WRITTEN TASK:
Tally the lines of the records below that contain the string "CONTROL", with case counting. Give only the number.

RECORDS FOR THE TASK:

--- --- ---

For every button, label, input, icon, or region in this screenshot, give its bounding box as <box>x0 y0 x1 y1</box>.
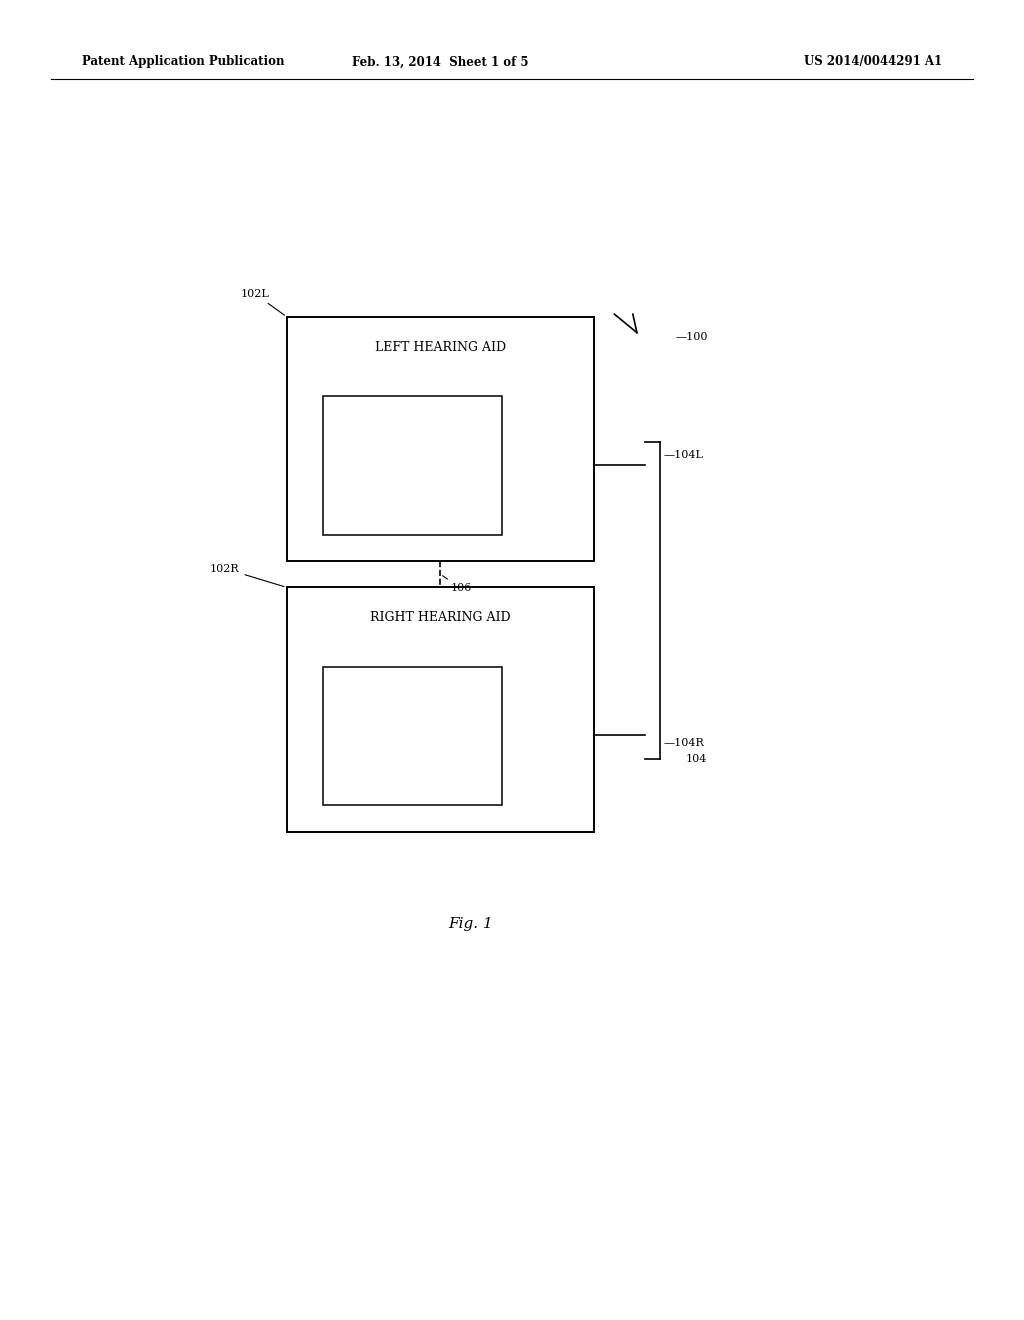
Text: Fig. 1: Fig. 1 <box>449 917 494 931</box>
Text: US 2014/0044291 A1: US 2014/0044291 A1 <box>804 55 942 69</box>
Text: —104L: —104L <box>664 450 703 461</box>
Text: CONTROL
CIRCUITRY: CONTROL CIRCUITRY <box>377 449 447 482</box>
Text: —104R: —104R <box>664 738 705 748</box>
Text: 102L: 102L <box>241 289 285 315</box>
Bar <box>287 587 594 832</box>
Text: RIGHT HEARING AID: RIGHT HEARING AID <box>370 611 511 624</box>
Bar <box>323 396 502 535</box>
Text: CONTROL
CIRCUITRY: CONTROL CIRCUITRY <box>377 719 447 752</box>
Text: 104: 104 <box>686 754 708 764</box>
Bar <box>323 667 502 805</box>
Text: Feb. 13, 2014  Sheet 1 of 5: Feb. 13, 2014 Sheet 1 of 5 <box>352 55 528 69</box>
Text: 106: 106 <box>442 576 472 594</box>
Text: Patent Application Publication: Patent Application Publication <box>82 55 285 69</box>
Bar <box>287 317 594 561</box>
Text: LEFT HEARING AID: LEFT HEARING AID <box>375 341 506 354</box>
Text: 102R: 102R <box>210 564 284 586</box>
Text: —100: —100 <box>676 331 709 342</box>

--- --- ---

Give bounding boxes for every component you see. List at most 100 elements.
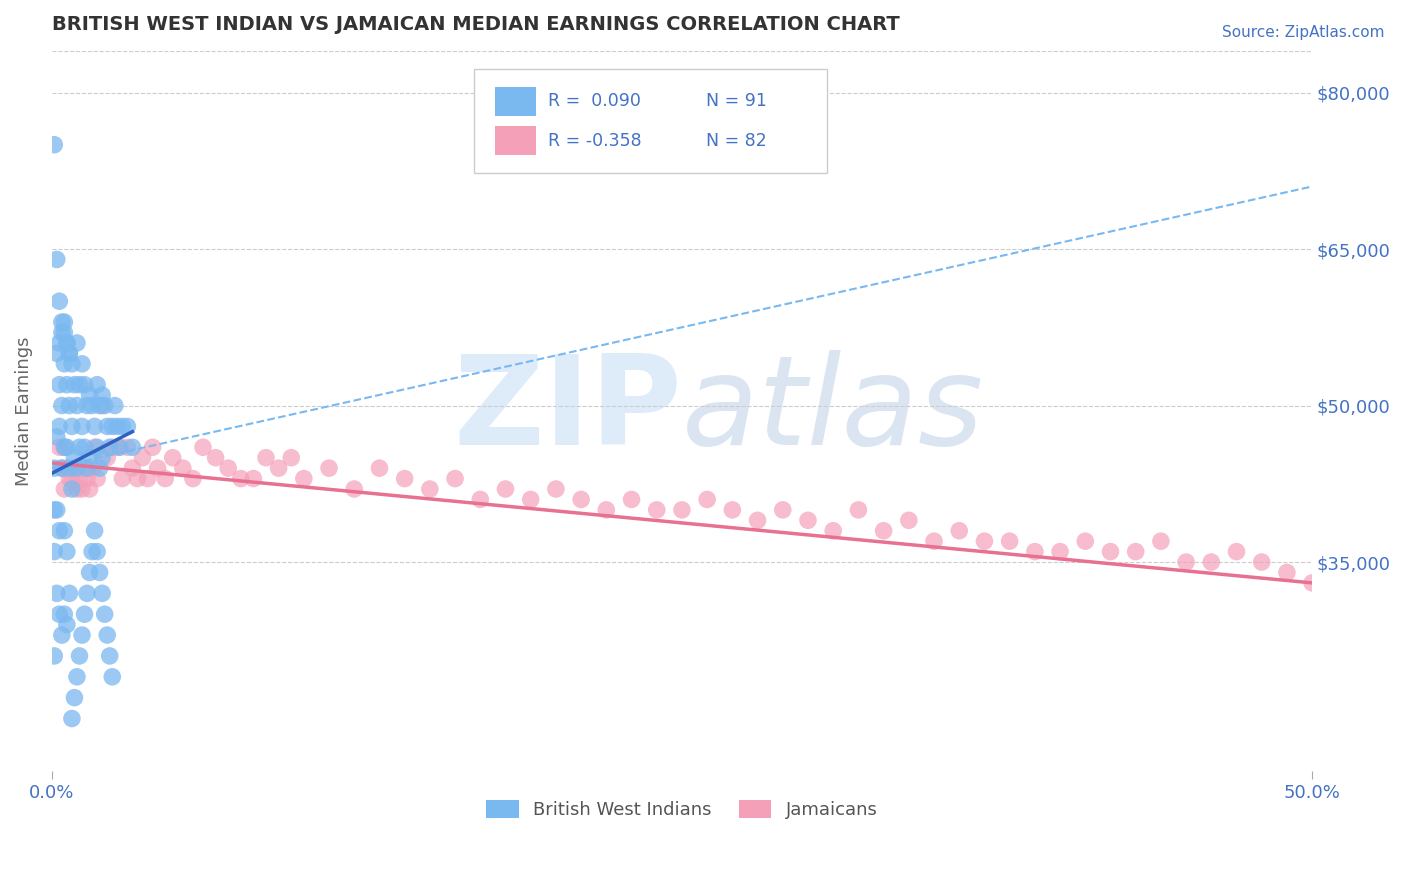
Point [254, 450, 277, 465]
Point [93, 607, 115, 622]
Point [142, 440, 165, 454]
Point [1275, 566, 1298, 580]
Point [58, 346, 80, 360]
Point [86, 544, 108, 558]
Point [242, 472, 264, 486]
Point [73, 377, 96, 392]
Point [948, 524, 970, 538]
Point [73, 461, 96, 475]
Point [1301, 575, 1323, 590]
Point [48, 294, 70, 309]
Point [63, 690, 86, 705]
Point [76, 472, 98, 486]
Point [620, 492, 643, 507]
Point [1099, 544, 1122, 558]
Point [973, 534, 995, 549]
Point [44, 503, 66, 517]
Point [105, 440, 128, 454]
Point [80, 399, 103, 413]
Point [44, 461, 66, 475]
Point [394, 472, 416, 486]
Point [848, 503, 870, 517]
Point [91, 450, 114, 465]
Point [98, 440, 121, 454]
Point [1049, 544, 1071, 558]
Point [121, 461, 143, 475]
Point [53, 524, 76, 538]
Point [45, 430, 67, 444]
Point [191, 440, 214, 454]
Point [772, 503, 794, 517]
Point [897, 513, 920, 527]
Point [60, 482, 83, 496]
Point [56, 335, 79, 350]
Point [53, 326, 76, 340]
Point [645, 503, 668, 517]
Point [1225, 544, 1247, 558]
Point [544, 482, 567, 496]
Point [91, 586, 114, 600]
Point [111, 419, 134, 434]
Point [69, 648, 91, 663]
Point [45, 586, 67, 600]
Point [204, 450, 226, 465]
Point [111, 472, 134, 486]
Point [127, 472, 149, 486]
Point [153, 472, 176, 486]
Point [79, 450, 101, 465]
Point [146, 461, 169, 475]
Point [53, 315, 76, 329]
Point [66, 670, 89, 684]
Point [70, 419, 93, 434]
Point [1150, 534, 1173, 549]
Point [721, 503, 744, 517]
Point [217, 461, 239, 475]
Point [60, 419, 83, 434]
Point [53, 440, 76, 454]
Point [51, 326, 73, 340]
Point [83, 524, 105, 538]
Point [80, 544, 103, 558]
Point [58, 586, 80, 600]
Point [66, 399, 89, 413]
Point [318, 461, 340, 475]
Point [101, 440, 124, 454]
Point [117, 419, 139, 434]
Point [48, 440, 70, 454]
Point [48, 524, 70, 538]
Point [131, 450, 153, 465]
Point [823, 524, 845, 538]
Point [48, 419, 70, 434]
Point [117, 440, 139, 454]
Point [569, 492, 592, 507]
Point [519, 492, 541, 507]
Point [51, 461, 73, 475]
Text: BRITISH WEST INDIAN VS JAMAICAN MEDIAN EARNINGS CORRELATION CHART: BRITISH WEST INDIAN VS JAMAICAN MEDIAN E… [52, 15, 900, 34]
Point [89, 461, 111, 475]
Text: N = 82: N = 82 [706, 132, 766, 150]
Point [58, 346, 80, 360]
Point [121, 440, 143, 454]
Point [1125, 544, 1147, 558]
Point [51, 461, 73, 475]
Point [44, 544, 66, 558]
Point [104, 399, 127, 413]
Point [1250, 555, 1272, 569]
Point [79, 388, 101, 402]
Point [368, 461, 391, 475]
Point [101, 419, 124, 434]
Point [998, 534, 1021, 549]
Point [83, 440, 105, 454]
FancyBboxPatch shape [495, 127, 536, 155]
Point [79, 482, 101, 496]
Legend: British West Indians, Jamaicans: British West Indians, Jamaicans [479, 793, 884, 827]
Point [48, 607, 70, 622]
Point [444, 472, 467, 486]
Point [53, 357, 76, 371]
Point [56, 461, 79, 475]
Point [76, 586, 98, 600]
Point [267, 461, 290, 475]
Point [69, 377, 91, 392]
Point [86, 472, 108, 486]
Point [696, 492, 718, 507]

--- --- ---

ANSWER TO THIS EXERCISE:
4